▶ _Records shown_:
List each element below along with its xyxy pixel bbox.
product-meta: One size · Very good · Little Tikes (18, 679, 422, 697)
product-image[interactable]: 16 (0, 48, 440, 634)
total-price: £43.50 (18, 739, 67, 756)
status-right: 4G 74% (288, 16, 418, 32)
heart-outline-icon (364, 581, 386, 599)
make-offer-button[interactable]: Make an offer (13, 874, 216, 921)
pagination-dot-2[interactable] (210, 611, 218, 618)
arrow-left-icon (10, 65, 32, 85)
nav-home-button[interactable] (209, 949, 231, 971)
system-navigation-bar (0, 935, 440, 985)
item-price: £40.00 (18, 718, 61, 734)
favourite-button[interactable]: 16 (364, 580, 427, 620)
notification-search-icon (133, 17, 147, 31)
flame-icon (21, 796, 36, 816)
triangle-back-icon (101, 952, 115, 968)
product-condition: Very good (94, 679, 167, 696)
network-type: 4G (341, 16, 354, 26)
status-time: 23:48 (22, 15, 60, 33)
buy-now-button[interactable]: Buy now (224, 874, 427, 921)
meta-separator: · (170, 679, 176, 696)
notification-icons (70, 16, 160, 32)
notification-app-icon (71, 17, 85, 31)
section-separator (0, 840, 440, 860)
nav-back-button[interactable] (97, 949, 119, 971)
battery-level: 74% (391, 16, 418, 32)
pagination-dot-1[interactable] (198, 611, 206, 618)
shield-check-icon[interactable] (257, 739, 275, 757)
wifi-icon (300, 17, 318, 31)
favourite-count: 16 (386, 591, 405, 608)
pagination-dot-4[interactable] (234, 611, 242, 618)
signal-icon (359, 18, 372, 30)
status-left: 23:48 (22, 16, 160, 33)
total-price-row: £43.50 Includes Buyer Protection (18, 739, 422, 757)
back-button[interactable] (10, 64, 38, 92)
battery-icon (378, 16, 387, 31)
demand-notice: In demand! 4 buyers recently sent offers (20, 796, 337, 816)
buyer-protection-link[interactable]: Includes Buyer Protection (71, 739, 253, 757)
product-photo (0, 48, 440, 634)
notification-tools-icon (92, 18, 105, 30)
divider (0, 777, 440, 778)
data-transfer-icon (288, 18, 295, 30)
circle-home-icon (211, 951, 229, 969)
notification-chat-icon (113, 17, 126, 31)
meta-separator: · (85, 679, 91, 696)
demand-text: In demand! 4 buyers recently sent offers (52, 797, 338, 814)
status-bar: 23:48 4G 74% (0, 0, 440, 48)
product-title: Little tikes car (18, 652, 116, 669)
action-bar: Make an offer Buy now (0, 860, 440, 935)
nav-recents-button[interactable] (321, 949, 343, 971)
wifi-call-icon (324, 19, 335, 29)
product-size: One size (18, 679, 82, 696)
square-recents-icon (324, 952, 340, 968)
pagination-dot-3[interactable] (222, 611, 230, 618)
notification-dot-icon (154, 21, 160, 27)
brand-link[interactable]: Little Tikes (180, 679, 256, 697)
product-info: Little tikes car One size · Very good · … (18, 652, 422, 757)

▶ _Given problem_: Copy out every row above without changing a single character, keeping the order and each line's bracketed coordinates.

▶ _Exercise result_:
List each element below along with its xyxy pixel bbox.
product-meta: One size · Very good · Little Tikes (18, 679, 422, 697)
product-image[interactable]: 16 (0, 48, 440, 634)
total-price: £43.50 (18, 739, 67, 756)
status-right: 4G 74% (288, 16, 418, 32)
heart-outline-icon (364, 581, 386, 599)
make-offer-button[interactable]: Make an offer (13, 874, 216, 921)
pagination-dot-2[interactable] (210, 611, 218, 618)
arrow-left-icon (10, 65, 32, 85)
nav-home-button[interactable] (209, 949, 231, 971)
system-navigation-bar (0, 935, 440, 985)
item-price: £40.00 (18, 718, 61, 734)
favourite-button[interactable]: 16 (364, 580, 427, 620)
notification-search-icon (133, 17, 147, 31)
flame-icon (21, 796, 36, 816)
triangle-back-icon (101, 952, 115, 968)
product-condition: Very good (94, 679, 167, 696)
network-type: 4G (341, 16, 354, 26)
status-time: 23:48 (22, 15, 60, 33)
buy-now-button[interactable]: Buy now (224, 874, 427, 921)
meta-separator: · (170, 679, 176, 696)
notification-icons (70, 16, 160, 32)
notification-app-icon (71, 17, 85, 31)
section-separator (0, 840, 440, 860)
nav-back-button[interactable] (97, 949, 119, 971)
battery-level: 74% (391, 16, 418, 32)
pagination-dot-1[interactable] (198, 611, 206, 618)
shield-check-icon[interactable] (257, 739, 275, 757)
wifi-icon (300, 17, 318, 31)
favourite-count: 16 (386, 591, 405, 608)
pagination-dot-4[interactable] (234, 611, 242, 618)
signal-icon (359, 18, 372, 30)
status-left: 23:48 (22, 16, 160, 33)
total-price-row: £43.50 Includes Buyer Protection (18, 739, 422, 757)
back-button[interactable] (10, 64, 38, 92)
battery-icon (378, 16, 387, 31)
demand-notice: In demand! 4 buyers recently sent offers (20, 796, 337, 816)
buyer-protection-link[interactable]: Includes Buyer Protection (71, 739, 253, 757)
product-photo (0, 48, 440, 634)
notification-tools-icon (92, 18, 105, 30)
divider (0, 777, 440, 778)
data-transfer-icon (288, 18, 295, 30)
circle-home-icon (211, 951, 229, 969)
notification-chat-icon (113, 17, 126, 31)
meta-separator: · (85, 679, 91, 696)
demand-text: In demand! 4 buyers recently sent offers (52, 797, 338, 814)
status-bar: 23:48 4G 74% (0, 0, 440, 48)
product-title: Little tikes car (18, 652, 116, 669)
action-bar: Make an offer Buy now (0, 860, 440, 935)
nav-recents-button[interactable] (321, 949, 343, 971)
wifi-call-icon (324, 19, 335, 29)
product-size: One size (18, 679, 82, 696)
square-recents-icon (324, 952, 340, 968)
pagination-dot-3[interactable] (222, 611, 230, 618)
notification-dot-icon (154, 21, 160, 27)
brand-link[interactable]: Little Tikes (180, 679, 256, 697)
product-info: Little tikes car One size · Very good · … (18, 652, 422, 757)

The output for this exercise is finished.